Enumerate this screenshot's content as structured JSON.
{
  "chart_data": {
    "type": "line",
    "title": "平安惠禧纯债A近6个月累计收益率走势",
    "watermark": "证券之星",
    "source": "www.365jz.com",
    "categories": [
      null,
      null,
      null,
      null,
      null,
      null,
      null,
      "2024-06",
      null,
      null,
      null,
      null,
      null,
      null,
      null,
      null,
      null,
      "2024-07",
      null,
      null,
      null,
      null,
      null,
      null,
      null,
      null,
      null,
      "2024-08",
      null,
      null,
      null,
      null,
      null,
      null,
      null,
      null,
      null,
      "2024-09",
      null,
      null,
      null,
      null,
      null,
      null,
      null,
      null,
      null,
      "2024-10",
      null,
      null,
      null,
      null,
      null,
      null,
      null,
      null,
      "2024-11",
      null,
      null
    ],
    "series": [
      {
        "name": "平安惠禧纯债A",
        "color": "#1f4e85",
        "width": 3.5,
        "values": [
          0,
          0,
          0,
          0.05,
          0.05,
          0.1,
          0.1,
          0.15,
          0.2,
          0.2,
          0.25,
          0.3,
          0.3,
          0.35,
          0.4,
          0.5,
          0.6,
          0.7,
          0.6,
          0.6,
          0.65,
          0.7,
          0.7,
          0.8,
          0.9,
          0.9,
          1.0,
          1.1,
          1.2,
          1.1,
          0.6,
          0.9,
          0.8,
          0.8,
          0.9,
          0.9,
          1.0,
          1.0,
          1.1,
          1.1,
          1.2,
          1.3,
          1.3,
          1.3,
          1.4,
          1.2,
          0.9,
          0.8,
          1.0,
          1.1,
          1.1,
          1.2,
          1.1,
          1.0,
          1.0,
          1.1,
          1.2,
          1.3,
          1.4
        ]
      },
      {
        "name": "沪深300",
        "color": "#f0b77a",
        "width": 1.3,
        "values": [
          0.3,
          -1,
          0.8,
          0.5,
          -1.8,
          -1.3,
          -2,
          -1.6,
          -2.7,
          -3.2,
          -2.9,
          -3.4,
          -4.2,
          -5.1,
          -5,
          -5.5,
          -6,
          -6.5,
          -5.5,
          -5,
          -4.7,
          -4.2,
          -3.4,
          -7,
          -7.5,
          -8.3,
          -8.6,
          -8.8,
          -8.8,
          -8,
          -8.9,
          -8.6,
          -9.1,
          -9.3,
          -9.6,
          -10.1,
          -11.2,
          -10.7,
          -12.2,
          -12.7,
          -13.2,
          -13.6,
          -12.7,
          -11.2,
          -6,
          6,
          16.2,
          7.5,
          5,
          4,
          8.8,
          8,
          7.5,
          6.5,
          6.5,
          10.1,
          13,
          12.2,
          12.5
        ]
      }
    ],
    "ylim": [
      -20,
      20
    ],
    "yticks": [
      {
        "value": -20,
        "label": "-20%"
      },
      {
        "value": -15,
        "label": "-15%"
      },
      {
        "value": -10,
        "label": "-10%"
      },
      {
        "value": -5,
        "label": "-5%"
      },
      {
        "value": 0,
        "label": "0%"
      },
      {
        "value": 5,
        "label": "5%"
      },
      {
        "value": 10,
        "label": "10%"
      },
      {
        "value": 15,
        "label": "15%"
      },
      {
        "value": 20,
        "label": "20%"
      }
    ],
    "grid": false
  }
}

◆ ◆ ◆

Emit the full listing verbatim.

_RESULT_
Enumerate this screenshot's content as structured JSON.
{
  "chart_data": {
    "type": "line",
    "title": "平安惠禧纯债A近6个月累计收益率走势",
    "watermark": "证券之星",
    "source": "www.365jz.com",
    "categories": [
      null,
      null,
      null,
      null,
      null,
      null,
      null,
      "2024-06",
      null,
      null,
      null,
      null,
      null,
      null,
      null,
      null,
      null,
      "2024-07",
      null,
      null,
      null,
      null,
      null,
      null,
      null,
      null,
      null,
      "2024-08",
      null,
      null,
      null,
      null,
      null,
      null,
      null,
      null,
      null,
      "2024-09",
      null,
      null,
      null,
      null,
      null,
      null,
      null,
      null,
      null,
      "2024-10",
      null,
      null,
      null,
      null,
      null,
      null,
      null,
      null,
      "2024-11",
      null,
      null
    ],
    "series": [
      {
        "name": "平安惠禧纯债A",
        "color": "#1f4e85",
        "width": 3.5,
        "values": [
          0,
          0,
          0,
          0.05,
          0.05,
          0.1,
          0.1,
          0.15,
          0.2,
          0.2,
          0.25,
          0.3,
          0.3,
          0.35,
          0.4,
          0.5,
          0.6,
          0.7,
          0.6,
          0.6,
          0.65,
          0.7,
          0.7,
          0.8,
          0.9,
          0.9,
          1.0,
          1.1,
          1.2,
          1.1,
          0.6,
          0.9,
          0.8,
          0.8,
          0.9,
          0.9,
          1.0,
          1.0,
          1.1,
          1.1,
          1.2,
          1.3,
          1.3,
          1.3,
          1.4,
          1.2,
          0.9,
          0.8,
          1.0,
          1.1,
          1.1,
          1.2,
          1.1,
          1.0,
          1.0,
          1.1,
          1.2,
          1.3,
          1.4
        ]
      },
      {
        "name": "沪深300",
        "color": "#f0b77a",
        "width": 1.3,
        "values": [
          0.3,
          -1,
          0.8,
          0.5,
          -1.8,
          -1.3,
          -2,
          -1.6,
          -2.7,
          -3.2,
          -2.9,
          -3.4,
          -4.2,
          -5.1,
          -5,
          -5.5,
          -6,
          -6.5,
          -5.5,
          -5,
          -4.7,
          -4.2,
          -3.4,
          -7,
          -7.5,
          -8.3,
          -8.6,
          -8.8,
          -8.8,
          -8,
          -8.9,
          -8.6,
          -9.1,
          -9.3,
          -9.6,
          -10.1,
          -11.2,
          -10.7,
          -12.2,
          -12.7,
          -13.2,
          -13.6,
          -12.7,
          -11.2,
          -6,
          6,
          16.2,
          7.5,
          5,
          4,
          8.8,
          8,
          7.5,
          6.5,
          6.5,
          10.1,
          13,
          12.2,
          12.5
        ]
      }
    ],
    "ylim": [
      -20,
      20
    ],
    "yticks": [
      {
        "value": -20,
        "label": "-20%"
      },
      {
        "value": -15,
        "label": "-15%"
      },
      {
        "value": -10,
        "label": "-10%"
      },
      {
        "value": -5,
        "label": "-5%"
      },
      {
        "value": 0,
        "label": "0%"
      },
      {
        "value": 5,
        "label": "5%"
      },
      {
        "value": 10,
        "label": "10%"
      },
      {
        "value": 15,
        "label": "15%"
      },
      {
        "value": 20,
        "label": "20%"
      }
    ],
    "grid": false
  }
}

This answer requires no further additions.